# Stated goal:
Copy all lines of the listing that include the string "serial".
════════
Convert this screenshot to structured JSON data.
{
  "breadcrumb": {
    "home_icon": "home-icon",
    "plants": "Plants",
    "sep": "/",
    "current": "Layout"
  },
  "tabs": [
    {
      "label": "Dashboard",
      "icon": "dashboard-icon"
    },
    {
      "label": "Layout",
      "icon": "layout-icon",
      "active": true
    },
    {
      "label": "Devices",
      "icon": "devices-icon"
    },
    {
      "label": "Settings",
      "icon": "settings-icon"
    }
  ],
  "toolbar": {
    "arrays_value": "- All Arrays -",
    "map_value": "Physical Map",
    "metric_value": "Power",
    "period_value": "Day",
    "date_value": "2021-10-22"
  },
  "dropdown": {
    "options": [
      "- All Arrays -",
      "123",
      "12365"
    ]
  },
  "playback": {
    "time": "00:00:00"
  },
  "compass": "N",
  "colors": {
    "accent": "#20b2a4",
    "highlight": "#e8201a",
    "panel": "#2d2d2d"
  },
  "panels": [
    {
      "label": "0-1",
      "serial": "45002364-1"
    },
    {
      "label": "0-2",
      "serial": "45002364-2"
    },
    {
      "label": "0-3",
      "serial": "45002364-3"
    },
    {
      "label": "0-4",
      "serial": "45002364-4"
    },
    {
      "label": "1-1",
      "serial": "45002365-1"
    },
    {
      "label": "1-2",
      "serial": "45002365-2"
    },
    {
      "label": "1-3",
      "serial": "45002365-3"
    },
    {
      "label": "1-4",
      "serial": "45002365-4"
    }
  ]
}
════════
# Task answer:
      "serial": "45002364-1"
      "serial": "45002364-2"
      "serial": "45002364-3"
      "serial": "45002364-4"
      "serial": "45002365-1"
      "serial": "45002365-2"
      "serial": "45002365-3"
      "serial": "45002365-4"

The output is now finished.